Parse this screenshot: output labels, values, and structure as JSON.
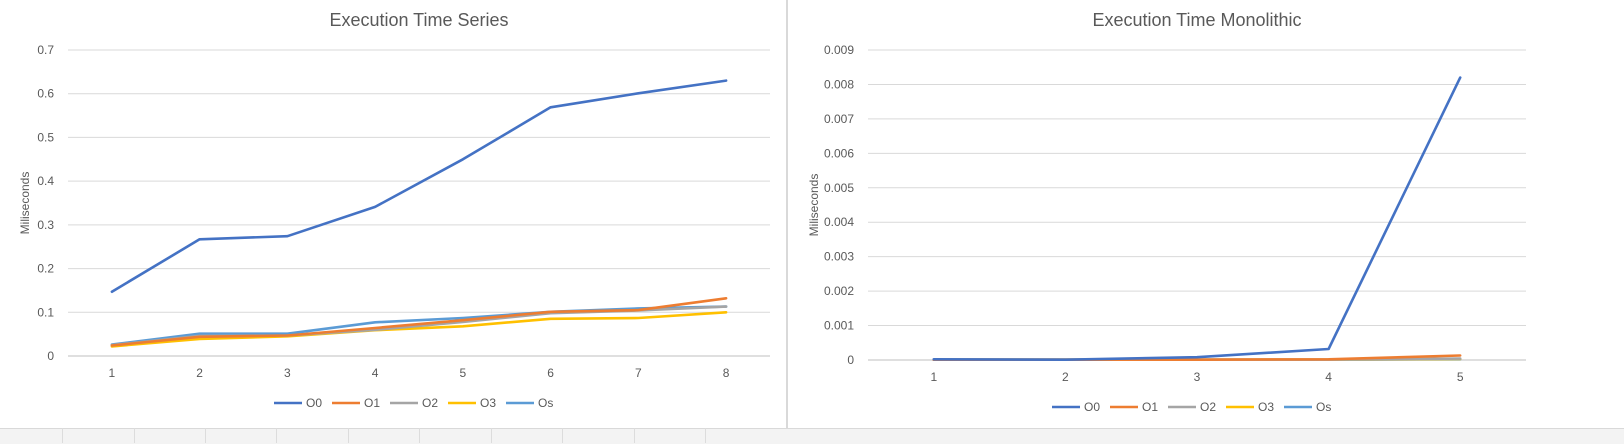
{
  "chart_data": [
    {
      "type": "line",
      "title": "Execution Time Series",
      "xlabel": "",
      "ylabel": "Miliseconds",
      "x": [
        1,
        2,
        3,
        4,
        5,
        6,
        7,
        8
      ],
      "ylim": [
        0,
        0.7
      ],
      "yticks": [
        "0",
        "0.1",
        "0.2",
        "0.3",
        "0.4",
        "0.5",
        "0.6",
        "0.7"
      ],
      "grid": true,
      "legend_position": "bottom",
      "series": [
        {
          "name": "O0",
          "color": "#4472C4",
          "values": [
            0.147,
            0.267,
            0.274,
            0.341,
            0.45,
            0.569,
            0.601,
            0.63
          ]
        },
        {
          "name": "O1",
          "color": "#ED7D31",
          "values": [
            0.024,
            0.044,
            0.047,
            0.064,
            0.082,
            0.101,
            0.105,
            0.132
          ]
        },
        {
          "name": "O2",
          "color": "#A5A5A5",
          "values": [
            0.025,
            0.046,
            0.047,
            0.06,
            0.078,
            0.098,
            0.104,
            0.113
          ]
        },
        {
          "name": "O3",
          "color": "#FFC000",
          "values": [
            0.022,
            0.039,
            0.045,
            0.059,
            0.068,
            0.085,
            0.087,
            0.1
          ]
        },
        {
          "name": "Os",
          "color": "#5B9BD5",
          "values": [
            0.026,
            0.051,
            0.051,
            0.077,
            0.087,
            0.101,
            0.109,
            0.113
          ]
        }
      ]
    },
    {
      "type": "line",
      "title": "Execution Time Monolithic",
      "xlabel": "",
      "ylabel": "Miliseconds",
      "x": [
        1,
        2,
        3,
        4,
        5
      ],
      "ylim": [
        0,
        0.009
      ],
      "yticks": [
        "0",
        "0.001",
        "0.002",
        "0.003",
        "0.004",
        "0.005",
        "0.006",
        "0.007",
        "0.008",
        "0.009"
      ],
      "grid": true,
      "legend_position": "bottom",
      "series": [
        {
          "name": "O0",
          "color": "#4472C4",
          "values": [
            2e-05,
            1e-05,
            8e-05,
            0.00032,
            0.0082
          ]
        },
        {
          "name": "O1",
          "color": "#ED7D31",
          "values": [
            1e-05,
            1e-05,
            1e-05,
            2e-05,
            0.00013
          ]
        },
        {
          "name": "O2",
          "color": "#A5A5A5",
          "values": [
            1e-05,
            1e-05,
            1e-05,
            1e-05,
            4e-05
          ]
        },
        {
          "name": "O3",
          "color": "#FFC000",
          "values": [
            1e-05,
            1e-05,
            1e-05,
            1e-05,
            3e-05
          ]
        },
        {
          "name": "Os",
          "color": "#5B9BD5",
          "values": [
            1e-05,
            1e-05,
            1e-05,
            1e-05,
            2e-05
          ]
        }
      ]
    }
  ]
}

*REQUIRED WORK*
Nothing in the entries above should change when they are printed again, except that the pictures are dropped.

*ANSWER TO THE TASK*
Parse this screenshot: output labels, values, and structure as JSON.
{
  "chart_data": [
    {
      "type": "line",
      "title": "Execution Time Series",
      "xlabel": "",
      "ylabel": "Miliseconds",
      "x": [
        1,
        2,
        3,
        4,
        5,
        6,
        7,
        8
      ],
      "ylim": [
        0,
        0.7
      ],
      "yticks": [
        "0",
        "0.1",
        "0.2",
        "0.3",
        "0.4",
        "0.5",
        "0.6",
        "0.7"
      ],
      "grid": true,
      "legend_position": "bottom",
      "series": [
        {
          "name": "O0",
          "color": "#4472C4",
          "values": [
            0.147,
            0.267,
            0.274,
            0.341,
            0.45,
            0.569,
            0.601,
            0.63
          ]
        },
        {
          "name": "O1",
          "color": "#ED7D31",
          "values": [
            0.024,
            0.044,
            0.047,
            0.064,
            0.082,
            0.101,
            0.105,
            0.132
          ]
        },
        {
          "name": "O2",
          "color": "#A5A5A5",
          "values": [
            0.025,
            0.046,
            0.047,
            0.06,
            0.078,
            0.098,
            0.104,
            0.113
          ]
        },
        {
          "name": "O3",
          "color": "#FFC000",
          "values": [
            0.022,
            0.039,
            0.045,
            0.059,
            0.068,
            0.085,
            0.087,
            0.1
          ]
        },
        {
          "name": "Os",
          "color": "#5B9BD5",
          "values": [
            0.026,
            0.051,
            0.051,
            0.077,
            0.087,
            0.101,
            0.109,
            0.113
          ]
        }
      ]
    },
    {
      "type": "line",
      "title": "Execution Time Monolithic",
      "xlabel": "",
      "ylabel": "Miliseconds",
      "x": [
        1,
        2,
        3,
        4,
        5
      ],
      "ylim": [
        0,
        0.009
      ],
      "yticks": [
        "0",
        "0.001",
        "0.002",
        "0.003",
        "0.004",
        "0.005",
        "0.006",
        "0.007",
        "0.008",
        "0.009"
      ],
      "grid": true,
      "legend_position": "bottom",
      "series": [
        {
          "name": "O0",
          "color": "#4472C4",
          "values": [
            2e-05,
            1e-05,
            8e-05,
            0.00032,
            0.0082
          ]
        },
        {
          "name": "O1",
          "color": "#ED7D31",
          "values": [
            1e-05,
            1e-05,
            1e-05,
            2e-05,
            0.00013
          ]
        },
        {
          "name": "O2",
          "color": "#A5A5A5",
          "values": [
            1e-05,
            1e-05,
            1e-05,
            1e-05,
            4e-05
          ]
        },
        {
          "name": "O3",
          "color": "#FFC000",
          "values": [
            1e-05,
            1e-05,
            1e-05,
            1e-05,
            3e-05
          ]
        },
        {
          "name": "Os",
          "color": "#5B9BD5",
          "values": [
            1e-05,
            1e-05,
            1e-05,
            1e-05,
            2e-05
          ]
        }
      ]
    }
  ]
}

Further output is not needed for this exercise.